Lines containing the word "Degrees" are the ones to copy from the records below.

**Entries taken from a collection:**
--*--

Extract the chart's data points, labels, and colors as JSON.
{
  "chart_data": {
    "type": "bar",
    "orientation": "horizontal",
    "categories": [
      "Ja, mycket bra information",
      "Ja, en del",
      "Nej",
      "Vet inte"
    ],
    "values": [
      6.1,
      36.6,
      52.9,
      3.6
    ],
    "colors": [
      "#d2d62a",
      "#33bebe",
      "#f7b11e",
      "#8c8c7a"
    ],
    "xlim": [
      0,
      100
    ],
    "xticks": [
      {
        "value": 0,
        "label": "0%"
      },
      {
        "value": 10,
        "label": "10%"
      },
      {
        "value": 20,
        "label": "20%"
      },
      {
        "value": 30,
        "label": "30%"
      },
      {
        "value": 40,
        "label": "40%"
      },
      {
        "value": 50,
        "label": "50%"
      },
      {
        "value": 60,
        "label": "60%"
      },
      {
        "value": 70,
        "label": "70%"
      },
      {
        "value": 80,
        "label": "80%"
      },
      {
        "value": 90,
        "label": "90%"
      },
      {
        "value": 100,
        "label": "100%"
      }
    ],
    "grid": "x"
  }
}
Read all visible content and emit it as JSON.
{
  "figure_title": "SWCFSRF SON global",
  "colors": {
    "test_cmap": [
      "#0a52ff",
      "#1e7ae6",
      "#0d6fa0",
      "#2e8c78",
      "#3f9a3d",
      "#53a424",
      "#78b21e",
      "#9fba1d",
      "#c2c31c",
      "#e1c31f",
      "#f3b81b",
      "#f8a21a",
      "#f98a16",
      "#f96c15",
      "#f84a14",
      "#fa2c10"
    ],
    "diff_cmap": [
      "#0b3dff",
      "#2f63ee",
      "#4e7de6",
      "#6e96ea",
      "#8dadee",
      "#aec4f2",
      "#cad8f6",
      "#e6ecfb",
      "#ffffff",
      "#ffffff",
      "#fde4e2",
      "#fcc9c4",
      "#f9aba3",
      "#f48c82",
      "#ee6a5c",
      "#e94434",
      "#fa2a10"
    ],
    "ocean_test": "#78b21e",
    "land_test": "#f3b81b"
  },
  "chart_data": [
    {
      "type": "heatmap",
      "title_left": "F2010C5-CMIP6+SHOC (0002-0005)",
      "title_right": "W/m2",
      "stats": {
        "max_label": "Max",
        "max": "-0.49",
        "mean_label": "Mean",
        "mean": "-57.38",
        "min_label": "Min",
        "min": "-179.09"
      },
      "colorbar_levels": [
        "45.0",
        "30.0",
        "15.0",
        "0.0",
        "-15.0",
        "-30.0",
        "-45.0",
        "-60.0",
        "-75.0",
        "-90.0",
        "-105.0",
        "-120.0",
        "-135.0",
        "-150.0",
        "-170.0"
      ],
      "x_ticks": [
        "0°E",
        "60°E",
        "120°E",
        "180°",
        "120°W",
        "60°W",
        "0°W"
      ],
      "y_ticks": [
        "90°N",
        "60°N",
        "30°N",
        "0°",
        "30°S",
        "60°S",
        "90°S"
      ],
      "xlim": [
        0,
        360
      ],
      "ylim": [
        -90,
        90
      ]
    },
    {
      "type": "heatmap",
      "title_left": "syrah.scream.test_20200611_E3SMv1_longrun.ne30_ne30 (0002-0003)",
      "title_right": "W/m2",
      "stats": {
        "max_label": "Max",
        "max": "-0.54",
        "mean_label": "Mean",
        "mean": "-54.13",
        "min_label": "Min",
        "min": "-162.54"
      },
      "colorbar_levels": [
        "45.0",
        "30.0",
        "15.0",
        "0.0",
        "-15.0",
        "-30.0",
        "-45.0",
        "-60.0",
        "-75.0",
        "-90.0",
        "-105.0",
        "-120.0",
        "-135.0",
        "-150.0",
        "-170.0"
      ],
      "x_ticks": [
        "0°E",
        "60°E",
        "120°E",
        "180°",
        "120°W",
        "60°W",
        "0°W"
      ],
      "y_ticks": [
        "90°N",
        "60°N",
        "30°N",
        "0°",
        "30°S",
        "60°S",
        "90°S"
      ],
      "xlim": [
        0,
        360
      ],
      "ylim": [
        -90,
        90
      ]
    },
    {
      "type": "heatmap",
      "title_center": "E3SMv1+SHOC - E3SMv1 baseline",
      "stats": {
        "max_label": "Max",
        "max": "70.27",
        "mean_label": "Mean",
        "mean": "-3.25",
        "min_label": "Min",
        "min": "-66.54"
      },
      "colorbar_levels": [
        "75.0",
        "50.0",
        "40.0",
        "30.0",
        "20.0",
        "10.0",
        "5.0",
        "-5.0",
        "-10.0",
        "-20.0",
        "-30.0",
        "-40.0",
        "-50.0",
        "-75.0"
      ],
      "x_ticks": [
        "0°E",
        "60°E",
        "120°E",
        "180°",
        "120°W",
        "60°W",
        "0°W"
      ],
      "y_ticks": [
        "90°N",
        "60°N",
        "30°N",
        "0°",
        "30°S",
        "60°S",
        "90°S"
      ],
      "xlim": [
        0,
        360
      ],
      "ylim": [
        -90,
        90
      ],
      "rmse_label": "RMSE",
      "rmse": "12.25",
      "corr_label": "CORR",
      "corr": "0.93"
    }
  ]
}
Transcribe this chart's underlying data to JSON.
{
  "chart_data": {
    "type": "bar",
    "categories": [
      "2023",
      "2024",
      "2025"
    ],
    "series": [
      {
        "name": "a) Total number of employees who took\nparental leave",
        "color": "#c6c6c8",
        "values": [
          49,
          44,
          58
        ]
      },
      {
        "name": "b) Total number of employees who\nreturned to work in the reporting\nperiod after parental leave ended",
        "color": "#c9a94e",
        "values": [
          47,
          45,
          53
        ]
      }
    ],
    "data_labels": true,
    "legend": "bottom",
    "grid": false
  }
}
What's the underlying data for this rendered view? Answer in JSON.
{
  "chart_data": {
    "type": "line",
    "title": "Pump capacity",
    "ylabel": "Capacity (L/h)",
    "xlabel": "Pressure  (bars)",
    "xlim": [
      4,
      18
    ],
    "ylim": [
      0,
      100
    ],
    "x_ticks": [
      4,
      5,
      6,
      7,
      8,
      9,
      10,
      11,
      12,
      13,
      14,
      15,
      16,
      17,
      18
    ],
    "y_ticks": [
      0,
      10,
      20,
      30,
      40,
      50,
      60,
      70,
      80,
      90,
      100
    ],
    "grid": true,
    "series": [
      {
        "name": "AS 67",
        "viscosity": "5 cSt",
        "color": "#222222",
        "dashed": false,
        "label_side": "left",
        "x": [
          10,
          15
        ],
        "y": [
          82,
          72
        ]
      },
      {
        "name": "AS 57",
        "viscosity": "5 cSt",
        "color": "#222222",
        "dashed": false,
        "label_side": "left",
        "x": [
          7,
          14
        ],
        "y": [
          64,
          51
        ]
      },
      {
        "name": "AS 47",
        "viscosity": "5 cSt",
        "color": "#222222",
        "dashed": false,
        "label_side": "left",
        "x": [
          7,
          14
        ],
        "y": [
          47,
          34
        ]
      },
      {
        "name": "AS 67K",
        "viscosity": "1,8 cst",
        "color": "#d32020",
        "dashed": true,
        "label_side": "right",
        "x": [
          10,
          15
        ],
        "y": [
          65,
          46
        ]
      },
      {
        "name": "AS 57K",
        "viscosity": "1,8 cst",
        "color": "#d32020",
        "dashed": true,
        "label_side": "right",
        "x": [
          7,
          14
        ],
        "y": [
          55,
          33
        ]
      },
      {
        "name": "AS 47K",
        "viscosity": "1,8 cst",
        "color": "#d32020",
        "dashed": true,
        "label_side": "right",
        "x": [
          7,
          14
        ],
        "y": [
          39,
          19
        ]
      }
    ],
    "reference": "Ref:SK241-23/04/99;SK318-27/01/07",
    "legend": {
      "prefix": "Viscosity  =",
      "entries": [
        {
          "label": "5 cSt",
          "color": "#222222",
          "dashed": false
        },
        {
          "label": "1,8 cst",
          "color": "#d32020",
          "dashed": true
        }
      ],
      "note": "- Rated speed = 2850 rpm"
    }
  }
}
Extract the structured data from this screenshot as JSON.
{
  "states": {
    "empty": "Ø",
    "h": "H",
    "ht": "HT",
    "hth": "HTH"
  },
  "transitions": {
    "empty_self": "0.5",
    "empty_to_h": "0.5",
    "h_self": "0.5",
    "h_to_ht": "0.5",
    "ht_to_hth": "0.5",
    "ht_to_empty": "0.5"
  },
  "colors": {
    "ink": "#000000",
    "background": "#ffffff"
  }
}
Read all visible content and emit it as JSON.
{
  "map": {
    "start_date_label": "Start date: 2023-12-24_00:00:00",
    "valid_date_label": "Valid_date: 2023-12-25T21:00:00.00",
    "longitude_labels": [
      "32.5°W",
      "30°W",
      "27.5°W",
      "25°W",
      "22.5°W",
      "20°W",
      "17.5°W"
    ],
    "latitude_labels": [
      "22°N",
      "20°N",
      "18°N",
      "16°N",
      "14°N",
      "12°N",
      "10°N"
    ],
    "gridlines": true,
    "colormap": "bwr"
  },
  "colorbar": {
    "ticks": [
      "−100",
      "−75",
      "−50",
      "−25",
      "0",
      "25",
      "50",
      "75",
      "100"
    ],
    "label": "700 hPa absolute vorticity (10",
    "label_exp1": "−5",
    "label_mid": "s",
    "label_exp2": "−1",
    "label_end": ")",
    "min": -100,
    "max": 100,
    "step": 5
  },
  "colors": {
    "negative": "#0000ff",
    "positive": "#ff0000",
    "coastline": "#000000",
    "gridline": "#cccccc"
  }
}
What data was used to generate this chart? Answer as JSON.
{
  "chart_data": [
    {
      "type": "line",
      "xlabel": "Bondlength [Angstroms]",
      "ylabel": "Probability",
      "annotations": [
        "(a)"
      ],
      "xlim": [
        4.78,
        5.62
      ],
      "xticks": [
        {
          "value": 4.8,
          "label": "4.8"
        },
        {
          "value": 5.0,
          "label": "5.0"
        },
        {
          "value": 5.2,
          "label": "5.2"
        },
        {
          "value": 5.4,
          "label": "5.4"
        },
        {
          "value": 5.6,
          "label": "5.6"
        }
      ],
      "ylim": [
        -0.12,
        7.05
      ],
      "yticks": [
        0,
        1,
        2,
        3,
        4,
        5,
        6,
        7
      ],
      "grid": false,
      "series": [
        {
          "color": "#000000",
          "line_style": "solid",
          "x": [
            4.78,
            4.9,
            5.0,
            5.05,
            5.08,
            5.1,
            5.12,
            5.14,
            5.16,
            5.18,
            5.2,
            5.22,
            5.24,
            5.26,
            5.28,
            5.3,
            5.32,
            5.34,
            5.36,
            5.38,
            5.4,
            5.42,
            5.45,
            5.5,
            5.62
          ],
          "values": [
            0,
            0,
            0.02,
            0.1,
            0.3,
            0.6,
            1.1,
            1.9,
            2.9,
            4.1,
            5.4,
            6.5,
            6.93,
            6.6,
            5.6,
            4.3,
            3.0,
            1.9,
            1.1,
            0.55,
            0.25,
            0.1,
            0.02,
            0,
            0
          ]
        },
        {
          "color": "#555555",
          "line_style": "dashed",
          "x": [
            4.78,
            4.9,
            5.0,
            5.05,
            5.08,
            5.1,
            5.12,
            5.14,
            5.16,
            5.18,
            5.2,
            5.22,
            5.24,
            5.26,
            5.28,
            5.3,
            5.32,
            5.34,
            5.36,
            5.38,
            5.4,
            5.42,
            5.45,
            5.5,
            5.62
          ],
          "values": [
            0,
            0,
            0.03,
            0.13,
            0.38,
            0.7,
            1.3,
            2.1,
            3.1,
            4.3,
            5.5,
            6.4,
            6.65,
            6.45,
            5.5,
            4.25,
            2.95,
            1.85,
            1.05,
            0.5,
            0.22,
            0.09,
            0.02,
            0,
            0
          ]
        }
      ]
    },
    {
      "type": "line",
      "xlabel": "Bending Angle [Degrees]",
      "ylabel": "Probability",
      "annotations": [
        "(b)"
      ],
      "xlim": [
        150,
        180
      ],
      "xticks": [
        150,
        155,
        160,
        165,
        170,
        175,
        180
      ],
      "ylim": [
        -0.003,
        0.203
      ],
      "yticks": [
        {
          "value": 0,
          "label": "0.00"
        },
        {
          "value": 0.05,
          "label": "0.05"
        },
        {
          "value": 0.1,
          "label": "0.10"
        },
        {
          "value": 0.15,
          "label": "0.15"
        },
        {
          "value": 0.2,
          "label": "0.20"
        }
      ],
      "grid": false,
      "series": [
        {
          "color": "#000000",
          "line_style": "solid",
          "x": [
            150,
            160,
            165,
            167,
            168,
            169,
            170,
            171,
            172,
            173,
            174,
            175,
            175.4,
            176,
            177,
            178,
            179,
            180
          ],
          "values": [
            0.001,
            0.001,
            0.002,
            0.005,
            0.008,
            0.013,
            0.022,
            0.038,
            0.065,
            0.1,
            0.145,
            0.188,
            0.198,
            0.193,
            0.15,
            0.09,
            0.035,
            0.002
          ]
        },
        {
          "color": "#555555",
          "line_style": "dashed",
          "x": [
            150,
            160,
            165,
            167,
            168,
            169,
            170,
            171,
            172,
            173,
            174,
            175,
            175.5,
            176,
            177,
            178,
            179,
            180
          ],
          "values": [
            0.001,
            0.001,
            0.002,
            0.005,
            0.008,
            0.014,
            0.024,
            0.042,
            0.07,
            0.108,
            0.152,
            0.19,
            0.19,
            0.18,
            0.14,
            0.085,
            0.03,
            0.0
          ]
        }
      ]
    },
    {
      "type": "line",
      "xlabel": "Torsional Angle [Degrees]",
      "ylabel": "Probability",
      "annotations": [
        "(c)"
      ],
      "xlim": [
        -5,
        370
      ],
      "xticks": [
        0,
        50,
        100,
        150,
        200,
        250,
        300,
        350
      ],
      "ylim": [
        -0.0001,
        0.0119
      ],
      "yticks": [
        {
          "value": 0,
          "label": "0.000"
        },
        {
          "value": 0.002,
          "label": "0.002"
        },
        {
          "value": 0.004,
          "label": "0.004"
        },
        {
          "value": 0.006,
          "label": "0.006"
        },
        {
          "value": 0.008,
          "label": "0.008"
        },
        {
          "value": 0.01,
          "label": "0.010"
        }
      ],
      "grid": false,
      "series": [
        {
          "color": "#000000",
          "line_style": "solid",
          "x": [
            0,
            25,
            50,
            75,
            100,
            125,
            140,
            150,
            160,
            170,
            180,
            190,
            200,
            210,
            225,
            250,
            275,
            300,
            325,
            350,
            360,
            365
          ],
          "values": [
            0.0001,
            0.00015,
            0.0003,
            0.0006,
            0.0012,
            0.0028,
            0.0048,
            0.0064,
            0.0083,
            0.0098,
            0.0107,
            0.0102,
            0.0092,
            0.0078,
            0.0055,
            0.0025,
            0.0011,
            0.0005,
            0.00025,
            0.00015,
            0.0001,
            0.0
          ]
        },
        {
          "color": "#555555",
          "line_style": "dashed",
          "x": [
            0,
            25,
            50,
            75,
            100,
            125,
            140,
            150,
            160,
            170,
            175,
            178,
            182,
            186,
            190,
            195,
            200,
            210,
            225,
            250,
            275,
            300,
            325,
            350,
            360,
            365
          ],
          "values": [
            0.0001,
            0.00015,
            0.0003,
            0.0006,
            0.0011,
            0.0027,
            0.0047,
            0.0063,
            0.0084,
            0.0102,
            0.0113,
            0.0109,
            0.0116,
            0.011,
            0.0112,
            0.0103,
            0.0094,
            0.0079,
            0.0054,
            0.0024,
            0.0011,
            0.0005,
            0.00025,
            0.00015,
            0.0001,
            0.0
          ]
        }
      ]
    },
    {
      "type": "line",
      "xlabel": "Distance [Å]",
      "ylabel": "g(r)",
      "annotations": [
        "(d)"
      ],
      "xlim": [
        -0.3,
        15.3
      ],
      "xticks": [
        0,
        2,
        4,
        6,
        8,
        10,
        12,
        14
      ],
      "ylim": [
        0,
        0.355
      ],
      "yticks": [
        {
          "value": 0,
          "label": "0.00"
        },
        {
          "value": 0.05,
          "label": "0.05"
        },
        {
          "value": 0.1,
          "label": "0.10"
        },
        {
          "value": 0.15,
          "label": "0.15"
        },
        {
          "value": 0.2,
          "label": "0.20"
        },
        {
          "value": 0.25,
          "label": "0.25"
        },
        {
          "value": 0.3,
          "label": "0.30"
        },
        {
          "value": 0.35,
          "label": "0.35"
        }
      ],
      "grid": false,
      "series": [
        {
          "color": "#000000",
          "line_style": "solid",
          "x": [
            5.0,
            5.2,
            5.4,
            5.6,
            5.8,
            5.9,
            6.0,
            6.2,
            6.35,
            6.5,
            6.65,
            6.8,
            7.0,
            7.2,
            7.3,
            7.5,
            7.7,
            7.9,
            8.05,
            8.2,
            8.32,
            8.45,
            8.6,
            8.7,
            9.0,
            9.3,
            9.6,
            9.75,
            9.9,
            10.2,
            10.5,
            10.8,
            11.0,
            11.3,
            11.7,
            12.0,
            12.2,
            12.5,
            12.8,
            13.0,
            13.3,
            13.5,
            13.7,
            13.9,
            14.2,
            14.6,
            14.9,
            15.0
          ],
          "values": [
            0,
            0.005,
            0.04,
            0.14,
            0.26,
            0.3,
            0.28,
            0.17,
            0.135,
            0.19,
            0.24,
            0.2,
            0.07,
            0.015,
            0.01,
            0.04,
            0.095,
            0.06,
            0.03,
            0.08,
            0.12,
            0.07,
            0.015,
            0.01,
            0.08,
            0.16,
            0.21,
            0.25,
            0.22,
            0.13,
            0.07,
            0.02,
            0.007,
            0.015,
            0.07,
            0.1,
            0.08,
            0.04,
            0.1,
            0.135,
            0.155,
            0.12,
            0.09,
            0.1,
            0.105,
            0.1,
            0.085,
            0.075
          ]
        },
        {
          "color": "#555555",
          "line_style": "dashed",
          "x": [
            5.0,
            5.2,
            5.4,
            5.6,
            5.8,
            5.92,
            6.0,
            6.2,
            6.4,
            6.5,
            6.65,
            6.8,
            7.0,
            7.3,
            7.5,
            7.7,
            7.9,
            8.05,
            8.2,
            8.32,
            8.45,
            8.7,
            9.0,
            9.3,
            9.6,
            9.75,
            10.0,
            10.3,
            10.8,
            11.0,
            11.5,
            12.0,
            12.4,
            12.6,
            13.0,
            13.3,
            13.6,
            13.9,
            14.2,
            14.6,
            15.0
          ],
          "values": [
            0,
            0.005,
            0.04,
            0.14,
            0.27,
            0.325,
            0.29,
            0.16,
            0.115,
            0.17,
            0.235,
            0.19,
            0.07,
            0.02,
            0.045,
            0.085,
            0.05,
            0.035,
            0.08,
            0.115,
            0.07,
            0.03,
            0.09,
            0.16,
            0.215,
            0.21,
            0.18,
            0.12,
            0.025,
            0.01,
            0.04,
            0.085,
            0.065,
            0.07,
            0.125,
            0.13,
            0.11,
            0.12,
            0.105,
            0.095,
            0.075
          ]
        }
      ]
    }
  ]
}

--*--

**Correct output:**
      "xlabel": "Bending Angle [Degrees]",
      "xlabel": "Torsional Angle [Degrees]",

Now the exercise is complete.